**What to do**
Each entry must be given again exactly; images do not belong in the copy.

-- Input rows start --

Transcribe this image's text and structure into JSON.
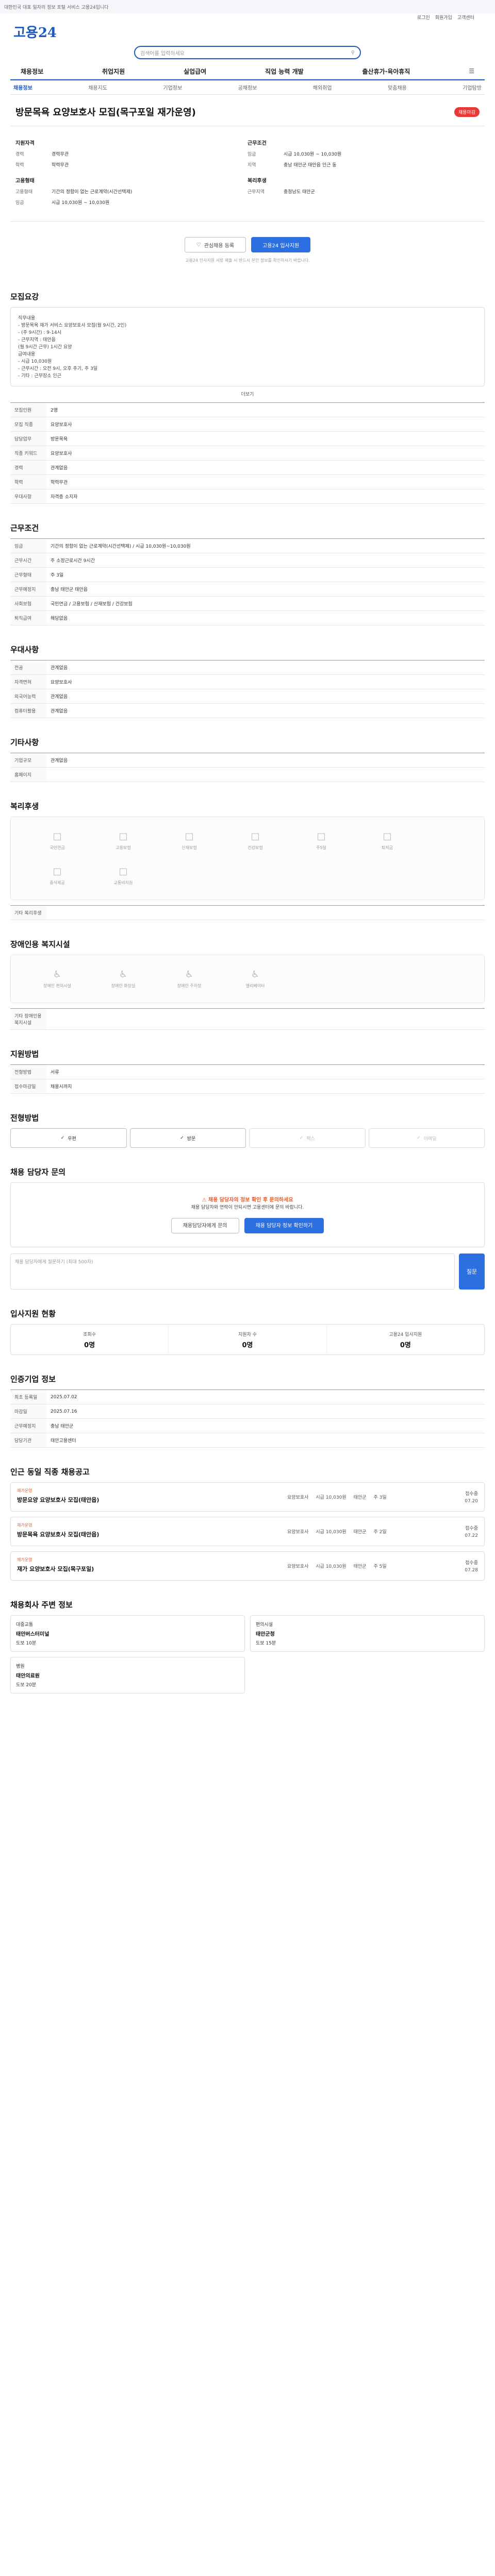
{
  "banner": "대한민국 대표 일자리 정보 포털 서비스 고용24입니다",
  "util": [
    "로그인",
    "회원가입",
    "고객센터"
  ],
  "logo": "고용24",
  "logo_sub": "",
  "search_placeholder": "검색어를 입력하세요",
  "gnb": [
    "채용정보",
    "취업지원",
    "실업급여",
    "직업 능력 개발",
    "출산휴가·육아휴직"
  ],
  "subnav": [
    "채용정보",
    "채용지도",
    "기업정보",
    "공채정보",
    "해외취업",
    "맞춤채용",
    "기업탐방"
  ],
  "job": {
    "org": "",
    "title": "방문목욕 요양보호사 모집(목구포일 재가운영)",
    "tag": "채용마감"
  },
  "summary": {
    "left_title": "지원자격",
    "left": [
      [
        "경력",
        "경력무관"
      ],
      [
        "학력",
        "학력무관"
      ]
    ],
    "left2_title": "고용형태",
    "left2": [
      [
        "고용형태",
        "기간의 정함이 없는 근로계약(시간선택제)"
      ],
      [
        "임금",
        "시급 10,030원 ~ 10,030원"
      ]
    ],
    "right_title": "근무조건",
    "right": [
      [
        "임금",
        "시급 10,030원 ~ 10,030원"
      ],
      [
        "지역",
        "충남 태안군 태안읍 인근 동"
      ]
    ],
    "right2_title": "복리후생",
    "right2": [
      [
        "근무지역",
        "충청남도 태안군"
      ]
    ]
  },
  "buttons": {
    "scrap": "관심채용 등록",
    "apply": "고용24 입사지원"
  },
  "notice": "고용24 인사지원 서류 제출 시 반드시 본인 정보를 확인하시기 바랍니다.",
  "sections": {
    "recruit": "모집요강",
    "work": "근무조건",
    "benefits": "우대사항",
    "company": "기타사항",
    "welfare": "복리후생",
    "disabled": "장애인용 복지시설",
    "apply": "지원방법",
    "apply_method": "전형방법",
    "contact": "채용 담당자 문의",
    "stats": "입사지원 현황",
    "history": "인증기업 정보",
    "recommend": "인근 동일 직종 채용공고",
    "nearby": "채용회사 주변 정보"
  },
  "recruit_text": [
    "직무내용",
    "- 방문목욕 재가 서비스 요양보호사 모집(월 9시간, 2인)",
    "- (주 9시간) : 9-14시",
    "- 근무지역 : 태안읍",
    "(월 9시간 근무) 1시간 요양",
    "급여내용",
    "- 시급 10,030원",
    "- 근무시간 : 오전 9시, 오후 주기, 주 3일",
    "- 기타 : 근무장소 인근"
  ],
  "recruit_more": "더보기",
  "recruit_grid": [
    [
      "모집인원",
      "2명"
    ],
    [
      "모집 직종",
      "요양보호사"
    ],
    [
      "담당업무",
      "방문목욕"
    ],
    [
      "직종 키워드",
      "요양보호사"
    ],
    [
      "경력",
      "관계없음"
    ],
    [
      "학력",
      "학력무관"
    ],
    [
      "우대사항",
      "자격증 소지자"
    ]
  ],
  "work_grid": [
    [
      "임금",
      "기간의 정함이 없는 근로계약(시간선택제) / 시급 10,030원~10,030원"
    ],
    [
      "근무시간",
      "주 소정근로시간 9시간"
    ],
    [
      "근무형태",
      "주 3일"
    ],
    [
      "근무예정지",
      "충남 태안군 태안읍"
    ],
    [
      "사회보험",
      "국민연금 / 고용보험 / 산재보험 / 건강보험"
    ],
    [
      "퇴직급여",
      "해당없음"
    ]
  ],
  "benefit_grid": [
    [
      "전공",
      "관계없음"
    ],
    [
      "자격면허",
      "요양보호사"
    ],
    [
      "외국어능력",
      "관계없음"
    ],
    [
      "컴퓨터활용",
      "관계없음"
    ]
  ],
  "company_grid": [
    [
      "기업규모",
      "관계없음"
    ],
    [
      "홈페이지",
      ""
    ]
  ],
  "welfare_items": [
    "국민연금",
    "고용보험",
    "산재보험",
    "건강보험",
    "주5일",
    "퇴직금",
    "중식제공",
    "교통비지원"
  ],
  "welfare_note": "기타 복리후생",
  "disabled_items": [
    "장애인 편의시설",
    "장애인 화장실",
    "장애인 주차장",
    "엘리베이터"
  ],
  "disabled_note": "기타 장애인용 복지시설",
  "apply_grid": [
    [
      "전형방법",
      "서류"
    ],
    [
      "접수마감일",
      "채용시까지"
    ]
  ],
  "apply_methods": [
    "우편",
    "방문",
    "팩스",
    "이메일"
  ],
  "contact": {
    "warn": "채용 담당자의 정보 확인 후 문의하세요",
    "text": "채용 담당자와 연락이 안되시면 고용센터에 문의 바랍니다.",
    "btn1": "채용담당자에게 문의",
    "btn2": "채용 담당자 정보 확인하기"
  },
  "question_placeholder": "채용 담당자에게 질문하기 (최대 500자)",
  "question_btn": "질문",
  "stats": [
    [
      "조회수",
      "0명"
    ],
    [
      "지원자 수",
      "0명"
    ],
    [
      "고용24 입사지원",
      "0명"
    ]
  ],
  "history_grid": [
    [
      "최초 등록일",
      "2025.07.02"
    ],
    [
      "마감일",
      "2025.07.16"
    ],
    [
      "근무예정지",
      "충남 태안군"
    ],
    [
      "담당기관",
      "태안고용센터"
    ]
  ],
  "recommend": [
    {
      "tag": "재가운영",
      "title": "방문요양 요양보호사 모집(태안읍)",
      "meta": [
        "요양보호사",
        "시급 10,030원",
        "태안군",
        "주 3일"
      ],
      "right": [
        "접수중",
        "07.20"
      ]
    },
    {
      "tag": "재가운영",
      "title": "방문목욕 요양보호사 모집(태안읍)",
      "meta": [
        "요양보호사",
        "시급 10,030원",
        "태안군",
        "주 2일"
      ],
      "right": [
        "접수중",
        "07.22"
      ]
    },
    {
      "tag": "재가운영",
      "title": "재가 요양보호사 모집(목구포일)",
      "meta": [
        "요양보호사",
        "시급 10,030원",
        "태안군",
        "주 5일"
      ],
      "right": [
        "접수중",
        "07.28"
      ]
    }
  ],
  "nearby": [
    {
      "tag": "대중교통",
      "title": "태안버스터미널",
      "meta": "도보 10분"
    },
    {
      "tag": "편의시설",
      "title": "태안군청",
      "meta": "도보 15분"
    },
    {
      "tag": "병원",
      "title": "태안의료원",
      "meta": "도보 20분"
    }
  ]
}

-- Input rows end --

**Finished answer**
Transcribe this image's text and structure into JSON.
{
  "banner": "대한민국 대표 일자리 정보 포털 서비스 고용24입니다",
  "util": [
    "로그인",
    "회원가입",
    "고객센터"
  ],
  "logo": "고용24",
  "logo_sub": "",
  "search_placeholder": "검색어를 입력하세요",
  "gnb": [
    "채용정보",
    "취업지원",
    "실업급여",
    "직업 능력 개발",
    "출산휴가·육아휴직"
  ],
  "subnav": [
    "채용정보",
    "채용지도",
    "기업정보",
    "공채정보",
    "해외취업",
    "맞춤채용",
    "기업탐방"
  ],
  "job": {
    "org": "",
    "title": "방문목욕 요양보호사 모집(목구포일 재가운영)",
    "tag": "채용마감"
  },
  "summary": {
    "left_title": "지원자격",
    "left": [
      [
        "경력",
        "경력무관"
      ],
      [
        "학력",
        "학력무관"
      ]
    ],
    "left2_title": "고용형태",
    "left2": [
      [
        "고용형태",
        "기간의 정함이 없는 근로계약(시간선택제)"
      ],
      [
        "임금",
        "시급 10,030원 ~ 10,030원"
      ]
    ],
    "right_title": "근무조건",
    "right": [
      [
        "임금",
        "시급 10,030원 ~ 10,030원"
      ],
      [
        "지역",
        "충남 태안군 태안읍 인근 동"
      ]
    ],
    "right2_title": "복리후생",
    "right2": [
      [
        "근무지역",
        "충청남도 태안군"
      ]
    ]
  },
  "buttons": {
    "scrap": "관심채용 등록",
    "apply": "고용24 입사지원"
  },
  "notice": "고용24 인사지원 서류 제출 시 반드시 본인 정보를 확인하시기 바랍니다.",
  "sections": {
    "recruit": "모집요강",
    "work": "근무조건",
    "benefits": "우대사항",
    "company": "기타사항",
    "welfare": "복리후생",
    "disabled": "장애인용 복지시설",
    "apply": "지원방법",
    "apply_method": "전형방법",
    "contact": "채용 담당자 문의",
    "stats": "입사지원 현황",
    "history": "인증기업 정보",
    "recommend": "인근 동일 직종 채용공고",
    "nearby": "채용회사 주변 정보"
  },
  "recruit_text": [
    "직무내용",
    "- 방문목욕 재가 서비스 요양보호사 모집(월 9시간, 2인)",
    "- (주 9시간) : 9-14시",
    "- 근무지역 : 태안읍",
    "(월 9시간 근무) 1시간 요양",
    "급여내용",
    "- 시급 10,030원",
    "- 근무시간 : 오전 9시, 오후 주기, 주 3일",
    "- 기타 : 근무장소 인근"
  ],
  "recruit_more": "더보기",
  "recruit_grid": [
    [
      "모집인원",
      "2명"
    ],
    [
      "모집 직종",
      "요양보호사"
    ],
    [
      "담당업무",
      "방문목욕"
    ],
    [
      "직종 키워드",
      "요양보호사"
    ],
    [
      "경력",
      "관계없음"
    ],
    [
      "학력",
      "학력무관"
    ],
    [
      "우대사항",
      "자격증 소지자"
    ]
  ],
  "work_grid": [
    [
      "임금",
      "기간의 정함이 없는 근로계약(시간선택제) / 시급 10,030원~10,030원"
    ],
    [
      "근무시간",
      "주 소정근로시간 9시간"
    ],
    [
      "근무형태",
      "주 3일"
    ],
    [
      "근무예정지",
      "충남 태안군 태안읍"
    ],
    [
      "사회보험",
      "국민연금 / 고용보험 / 산재보험 / 건강보험"
    ],
    [
      "퇴직급여",
      "해당없음"
    ]
  ],
  "benefit_grid": [
    [
      "전공",
      "관계없음"
    ],
    [
      "자격면허",
      "요양보호사"
    ],
    [
      "외국어능력",
      "관계없음"
    ],
    [
      "컴퓨터활용",
      "관계없음"
    ]
  ],
  "company_grid": [
    [
      "기업규모",
      "관계없음"
    ],
    [
      "홈페이지",
      ""
    ]
  ],
  "welfare_items": [
    "국민연금",
    "고용보험",
    "산재보험",
    "건강보험",
    "주5일",
    "퇴직금",
    "중식제공",
    "교통비지원"
  ],
  "welfare_note": "기타 복리후생",
  "disabled_items": [
    "장애인 편의시설",
    "장애인 화장실",
    "장애인 주차장",
    "엘리베이터"
  ],
  "disabled_note": "기타 장애인용 복지시설",
  "apply_grid": [
    [
      "전형방법",
      "서류"
    ],
    [
      "접수마감일",
      "채용시까지"
    ]
  ],
  "apply_methods": [
    "우편",
    "방문",
    "팩스",
    "이메일"
  ],
  "contact": {
    "warn": "채용 담당자의 정보 확인 후 문의하세요",
    "text": "채용 담당자와 연락이 안되시면 고용센터에 문의 바랍니다.",
    "btn1": "채용담당자에게 문의",
    "btn2": "채용 담당자 정보 확인하기"
  },
  "question_placeholder": "채용 담당자에게 질문하기 (최대 500자)",
  "question_btn": "질문",
  "stats": [
    [
      "조회수",
      "0명"
    ],
    [
      "지원자 수",
      "0명"
    ],
    [
      "고용24 입사지원",
      "0명"
    ]
  ],
  "history_grid": [
    [
      "최초 등록일",
      "2025.07.02"
    ],
    [
      "마감일",
      "2025.07.16"
    ],
    [
      "근무예정지",
      "충남 태안군"
    ],
    [
      "담당기관",
      "태안고용센터"
    ]
  ],
  "recommend": [
    {
      "tag": "재가운영",
      "title": "방문요양 요양보호사 모집(태안읍)",
      "meta": [
        "요양보호사",
        "시급 10,030원",
        "태안군",
        "주 3일"
      ],
      "right": [
        "접수중",
        "07.20"
      ]
    },
    {
      "tag": "재가운영",
      "title": "방문목욕 요양보호사 모집(태안읍)",
      "meta": [
        "요양보호사",
        "시급 10,030원",
        "태안군",
        "주 2일"
      ],
      "right": [
        "접수중",
        "07.22"
      ]
    },
    {
      "tag": "재가운영",
      "title": "재가 요양보호사 모집(목구포일)",
      "meta": [
        "요양보호사",
        "시급 10,030원",
        "태안군",
        "주 5일"
      ],
      "right": [
        "접수중",
        "07.28"
      ]
    }
  ],
  "nearby": [
    {
      "tag": "대중교통",
      "title": "태안버스터미널",
      "meta": "도보 10분"
    },
    {
      "tag": "편의시설",
      "title": "태안군청",
      "meta": "도보 15분"
    },
    {
      "tag": "병원",
      "title": "태안의료원",
      "meta": "도보 20분"
    }
  ]
}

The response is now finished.